» **What is needed**:
Records follow. Copy every line with "JSON".

» **Supplied material**:

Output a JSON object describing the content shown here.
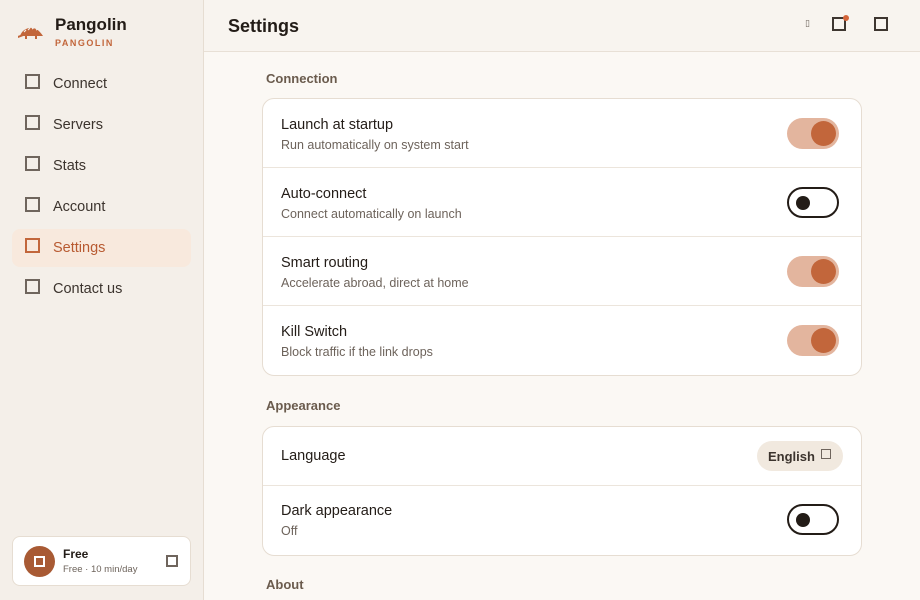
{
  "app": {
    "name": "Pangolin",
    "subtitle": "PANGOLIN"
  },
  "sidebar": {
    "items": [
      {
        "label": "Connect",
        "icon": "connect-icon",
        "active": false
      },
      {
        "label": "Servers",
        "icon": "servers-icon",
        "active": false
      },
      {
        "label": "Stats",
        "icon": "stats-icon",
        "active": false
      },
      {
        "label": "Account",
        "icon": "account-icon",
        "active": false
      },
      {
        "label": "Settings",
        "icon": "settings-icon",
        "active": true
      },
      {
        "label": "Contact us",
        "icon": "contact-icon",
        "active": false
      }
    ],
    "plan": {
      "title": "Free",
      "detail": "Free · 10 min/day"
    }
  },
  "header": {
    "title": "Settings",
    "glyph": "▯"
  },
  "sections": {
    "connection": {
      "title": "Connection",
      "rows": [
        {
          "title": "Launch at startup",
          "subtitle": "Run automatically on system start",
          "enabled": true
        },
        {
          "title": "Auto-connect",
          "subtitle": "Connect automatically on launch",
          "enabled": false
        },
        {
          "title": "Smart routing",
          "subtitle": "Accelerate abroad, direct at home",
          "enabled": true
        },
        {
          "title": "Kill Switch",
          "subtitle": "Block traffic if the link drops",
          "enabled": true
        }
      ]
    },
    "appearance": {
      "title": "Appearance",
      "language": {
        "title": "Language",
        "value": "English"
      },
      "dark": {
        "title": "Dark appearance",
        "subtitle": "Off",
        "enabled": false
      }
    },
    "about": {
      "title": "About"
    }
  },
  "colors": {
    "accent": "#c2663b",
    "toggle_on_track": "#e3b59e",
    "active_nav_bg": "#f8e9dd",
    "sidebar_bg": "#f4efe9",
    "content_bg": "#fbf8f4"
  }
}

--

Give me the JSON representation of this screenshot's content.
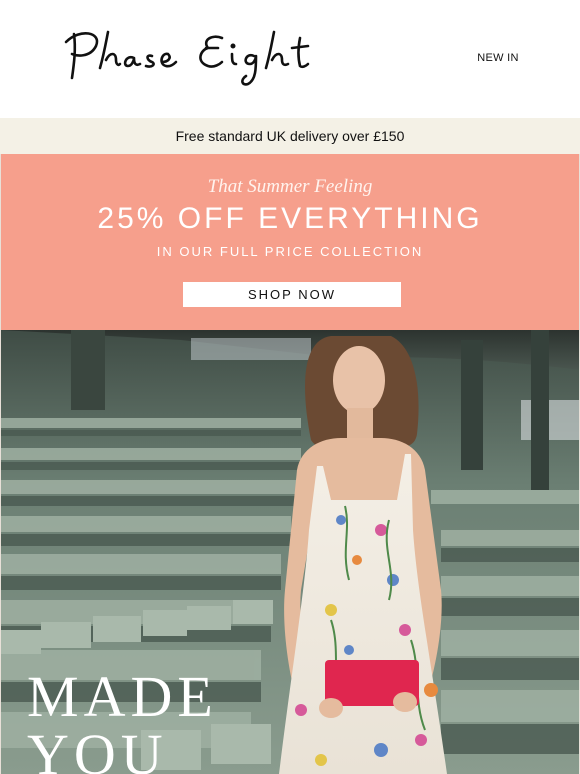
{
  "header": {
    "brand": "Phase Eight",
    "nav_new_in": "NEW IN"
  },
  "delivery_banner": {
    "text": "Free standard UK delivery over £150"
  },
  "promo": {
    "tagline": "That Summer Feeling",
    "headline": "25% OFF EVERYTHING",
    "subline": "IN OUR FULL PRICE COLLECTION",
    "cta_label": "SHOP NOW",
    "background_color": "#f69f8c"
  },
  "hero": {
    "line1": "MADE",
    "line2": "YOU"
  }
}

---

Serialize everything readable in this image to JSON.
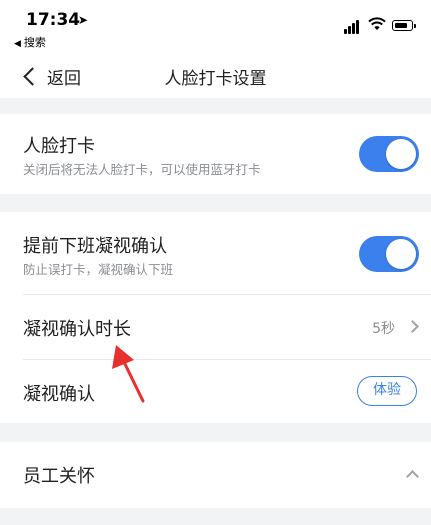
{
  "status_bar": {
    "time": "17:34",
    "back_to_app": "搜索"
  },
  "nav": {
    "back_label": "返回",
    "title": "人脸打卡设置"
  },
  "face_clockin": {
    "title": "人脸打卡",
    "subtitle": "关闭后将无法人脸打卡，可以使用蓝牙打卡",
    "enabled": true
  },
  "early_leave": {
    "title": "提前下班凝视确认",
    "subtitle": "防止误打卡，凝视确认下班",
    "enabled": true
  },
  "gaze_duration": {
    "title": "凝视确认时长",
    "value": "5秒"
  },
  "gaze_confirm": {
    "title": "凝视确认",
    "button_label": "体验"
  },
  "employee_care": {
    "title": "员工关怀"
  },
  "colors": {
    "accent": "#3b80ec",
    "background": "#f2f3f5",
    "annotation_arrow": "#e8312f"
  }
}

» **Result of the task**:
Output a JSON object describing the content shown here.
Give me the JSON representation of this screenshot's content.
Serialize everything readable in this image to JSON.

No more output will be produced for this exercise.